The short answer to motivation is, as usual, that I'm not getting something.
Since having made the original query, I've been going back and forth on
whether backslash zero was its own character. How much larger is the list
in sec 5.2.1 than mine? Finally, how usable is the soft version of the
Standard? joe

Joe Smith · May 24, 2006

Walter Roberson said:
"ABCDEFGHIJKLMNOPQRSTUVWXYZ"
"abcdefghijklmnopqrstuvwxyz"
"0123456789"
" "
"!#%^&*()-_"
"+=~[]\|;:\'"
"\"{},.<>/\?"
"\a\b\f\n\r\t\v\\"

Click to expand...

Do the above string literals comprise an alphabet for C? joe

Click to expand...

You don't need to backslash the bar character in any literal form.

You don't need to backslash the single-quote within a string literal.

You don't need to backslash the question-mark in that context,
only if it is followed by another question-mark (in which case
triglyphs would start coming into play).

_STORED RECORDS_.
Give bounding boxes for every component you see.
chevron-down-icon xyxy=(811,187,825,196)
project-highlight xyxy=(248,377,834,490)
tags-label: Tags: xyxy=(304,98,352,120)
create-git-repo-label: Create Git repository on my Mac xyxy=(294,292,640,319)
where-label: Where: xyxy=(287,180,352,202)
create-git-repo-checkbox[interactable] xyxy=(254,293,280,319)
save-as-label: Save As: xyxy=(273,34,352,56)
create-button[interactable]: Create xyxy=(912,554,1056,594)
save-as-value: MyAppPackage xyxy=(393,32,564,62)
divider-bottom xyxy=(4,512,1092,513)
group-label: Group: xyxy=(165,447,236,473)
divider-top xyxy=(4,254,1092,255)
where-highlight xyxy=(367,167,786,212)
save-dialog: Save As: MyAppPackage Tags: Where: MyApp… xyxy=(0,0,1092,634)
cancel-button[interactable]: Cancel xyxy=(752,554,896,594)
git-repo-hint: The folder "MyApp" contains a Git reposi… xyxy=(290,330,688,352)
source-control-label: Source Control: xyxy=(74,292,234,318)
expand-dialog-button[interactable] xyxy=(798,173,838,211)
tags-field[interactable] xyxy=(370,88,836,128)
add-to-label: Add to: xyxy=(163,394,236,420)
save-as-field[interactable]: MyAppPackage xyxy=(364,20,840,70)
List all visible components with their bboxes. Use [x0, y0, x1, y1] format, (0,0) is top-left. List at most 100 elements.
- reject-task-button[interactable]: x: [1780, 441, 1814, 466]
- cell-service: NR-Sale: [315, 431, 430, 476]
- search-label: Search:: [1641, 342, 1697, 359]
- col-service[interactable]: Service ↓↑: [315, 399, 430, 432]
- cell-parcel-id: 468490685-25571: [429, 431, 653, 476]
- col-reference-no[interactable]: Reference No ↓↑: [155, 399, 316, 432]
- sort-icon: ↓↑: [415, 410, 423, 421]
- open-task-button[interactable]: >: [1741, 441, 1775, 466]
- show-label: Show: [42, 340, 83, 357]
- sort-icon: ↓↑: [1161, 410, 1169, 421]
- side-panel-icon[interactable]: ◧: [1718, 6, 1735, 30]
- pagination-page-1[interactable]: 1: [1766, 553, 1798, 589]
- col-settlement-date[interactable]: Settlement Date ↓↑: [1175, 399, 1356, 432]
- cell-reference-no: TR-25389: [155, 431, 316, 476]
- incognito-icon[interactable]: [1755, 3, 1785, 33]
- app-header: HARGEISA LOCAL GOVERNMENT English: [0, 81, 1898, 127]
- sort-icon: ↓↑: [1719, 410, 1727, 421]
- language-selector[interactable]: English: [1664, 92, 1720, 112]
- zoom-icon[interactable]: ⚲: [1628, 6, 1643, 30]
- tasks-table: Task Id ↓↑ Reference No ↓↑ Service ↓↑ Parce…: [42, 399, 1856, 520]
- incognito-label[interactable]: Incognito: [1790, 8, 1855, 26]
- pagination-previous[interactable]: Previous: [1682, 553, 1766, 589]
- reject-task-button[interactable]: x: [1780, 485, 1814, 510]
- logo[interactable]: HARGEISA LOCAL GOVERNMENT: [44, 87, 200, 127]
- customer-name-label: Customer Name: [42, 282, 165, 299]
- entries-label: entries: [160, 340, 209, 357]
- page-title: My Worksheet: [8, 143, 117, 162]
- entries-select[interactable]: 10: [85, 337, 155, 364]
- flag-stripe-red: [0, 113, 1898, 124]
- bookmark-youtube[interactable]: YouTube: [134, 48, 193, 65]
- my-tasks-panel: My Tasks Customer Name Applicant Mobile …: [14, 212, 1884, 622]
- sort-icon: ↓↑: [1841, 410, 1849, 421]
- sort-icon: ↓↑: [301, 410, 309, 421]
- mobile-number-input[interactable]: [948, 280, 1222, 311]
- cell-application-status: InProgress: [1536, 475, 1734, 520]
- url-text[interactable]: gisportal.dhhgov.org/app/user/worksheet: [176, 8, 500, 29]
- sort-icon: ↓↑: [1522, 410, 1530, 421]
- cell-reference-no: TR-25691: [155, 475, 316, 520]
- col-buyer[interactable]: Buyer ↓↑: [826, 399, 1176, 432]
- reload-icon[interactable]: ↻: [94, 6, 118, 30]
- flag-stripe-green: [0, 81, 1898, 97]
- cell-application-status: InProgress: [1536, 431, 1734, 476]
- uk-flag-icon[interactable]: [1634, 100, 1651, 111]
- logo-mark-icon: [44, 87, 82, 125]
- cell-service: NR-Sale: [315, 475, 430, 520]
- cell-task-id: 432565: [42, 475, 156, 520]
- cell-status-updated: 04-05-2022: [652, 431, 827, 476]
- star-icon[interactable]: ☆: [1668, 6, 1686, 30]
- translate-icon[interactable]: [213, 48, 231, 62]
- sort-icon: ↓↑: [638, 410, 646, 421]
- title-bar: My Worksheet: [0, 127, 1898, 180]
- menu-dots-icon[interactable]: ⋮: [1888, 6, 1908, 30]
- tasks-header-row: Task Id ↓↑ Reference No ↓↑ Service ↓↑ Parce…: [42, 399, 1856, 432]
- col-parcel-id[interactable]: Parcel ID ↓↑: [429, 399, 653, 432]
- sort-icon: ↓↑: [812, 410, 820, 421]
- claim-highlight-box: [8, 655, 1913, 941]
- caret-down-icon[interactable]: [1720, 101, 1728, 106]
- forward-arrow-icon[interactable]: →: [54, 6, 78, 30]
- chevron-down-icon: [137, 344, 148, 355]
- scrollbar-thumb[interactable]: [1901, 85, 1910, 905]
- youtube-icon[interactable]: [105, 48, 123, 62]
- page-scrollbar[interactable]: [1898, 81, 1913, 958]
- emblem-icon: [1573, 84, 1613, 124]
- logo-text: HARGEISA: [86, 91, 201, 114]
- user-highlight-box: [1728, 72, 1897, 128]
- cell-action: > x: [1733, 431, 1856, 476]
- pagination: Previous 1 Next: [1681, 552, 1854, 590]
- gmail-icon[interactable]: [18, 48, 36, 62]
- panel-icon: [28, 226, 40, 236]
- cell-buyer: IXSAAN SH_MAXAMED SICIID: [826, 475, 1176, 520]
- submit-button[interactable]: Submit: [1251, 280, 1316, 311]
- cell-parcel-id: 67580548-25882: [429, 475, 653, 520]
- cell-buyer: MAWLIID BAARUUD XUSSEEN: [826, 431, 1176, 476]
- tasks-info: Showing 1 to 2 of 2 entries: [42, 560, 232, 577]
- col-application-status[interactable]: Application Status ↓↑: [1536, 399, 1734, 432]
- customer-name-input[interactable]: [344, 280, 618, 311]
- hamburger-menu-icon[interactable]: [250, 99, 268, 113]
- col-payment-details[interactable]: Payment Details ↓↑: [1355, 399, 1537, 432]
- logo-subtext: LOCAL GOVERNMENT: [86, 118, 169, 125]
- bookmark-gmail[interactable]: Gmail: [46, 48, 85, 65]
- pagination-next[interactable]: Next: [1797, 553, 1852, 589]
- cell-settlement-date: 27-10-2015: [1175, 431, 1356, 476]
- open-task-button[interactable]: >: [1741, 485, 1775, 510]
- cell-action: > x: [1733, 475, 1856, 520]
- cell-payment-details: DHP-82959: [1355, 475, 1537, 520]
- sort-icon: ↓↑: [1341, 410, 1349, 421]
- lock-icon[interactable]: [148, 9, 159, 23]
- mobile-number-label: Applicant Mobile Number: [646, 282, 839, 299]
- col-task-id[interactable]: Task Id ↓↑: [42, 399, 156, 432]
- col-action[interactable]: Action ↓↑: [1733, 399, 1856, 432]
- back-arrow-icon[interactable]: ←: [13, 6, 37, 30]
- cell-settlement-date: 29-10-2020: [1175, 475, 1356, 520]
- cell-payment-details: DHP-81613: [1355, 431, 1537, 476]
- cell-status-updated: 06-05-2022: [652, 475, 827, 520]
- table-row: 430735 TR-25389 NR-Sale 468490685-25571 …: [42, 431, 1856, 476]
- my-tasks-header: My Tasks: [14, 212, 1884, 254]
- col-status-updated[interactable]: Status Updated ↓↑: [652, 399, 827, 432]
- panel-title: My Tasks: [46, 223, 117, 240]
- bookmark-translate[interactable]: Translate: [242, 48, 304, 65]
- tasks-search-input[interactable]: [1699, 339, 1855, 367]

_TO BE DONE_.
a – The thread about C string literals gives a reply on escaping. List each character that the reply says does not need a backslash, along with any condition it attaches.
b – Continue the thread about C string literals, starting right after its last sentence.

_RESULTS OF THE EXERCISE_.
a –
- The bar character: in any literal form.
- The single-quote: within a string literal.
- The question-mark: in that context, unless it is followed by another question-mark.

b –
With regard to that last string: in the source character set,
space and the control characters representing horizontal tab,
vertical tab, and form feed are valid, but newline is not
explicitly valid -- only "some way of indicating the
end of each line of text"; the standard treats each end of line
as if were a single new-line character. If you happened to be
using a system with fixed length records, then an occurance
of a newline in the source would not necessarily be valid! Likewise,
carriage return is not explicitly valid in source text except to the
extent that that particular system happens to include carriage return
in the end of line indicator.
--

You seem to be right about the part that I was able to understand:
char m[] = "\a\b\f\n\r\t\v\\a'a\'a";
This gives the first seven characters that I would call formatting
characters, then the backslash.
the ' and the \' are each taken as single characters, indeed the same
character. It hardly seems possible to me that C could port anywhere
without an explicitly valid newline. joe
------------

All is vanity. -- Ecclesiastes

^^ <--The glory of man ...

Eric Sosman · May 24, 2006

Joe Smith wrote On 05/24/06 15:31,:

Eric Sosman wrote On 05/24/06 14:24,:

Joe Smith wrote On 05/24/06 14:06,:

"ABCDEFGHIJKLMNOPQRSTUVWXYZ"
"abcdefghijklmnopqrstuvwxyz"
"0123456789"
" "
"!#%^&*()-_"
"+=~[]\|;:\'"
"\"{},.<>/\?"
"\a\b\f\n\r\t\v\\"

Do the above string literals comprise an alphabet for C? joe

No {obviously}. Why do you ask?

Click to expand...

Hmmm -- not so obvious (I looked for something and
didn't find it, but it was there anyhow -- my eyes are
exhibiting undefined behavior ...). Still: Why do you
ask? Section 5.2.1 has the entire list if you want it.

Click to expand...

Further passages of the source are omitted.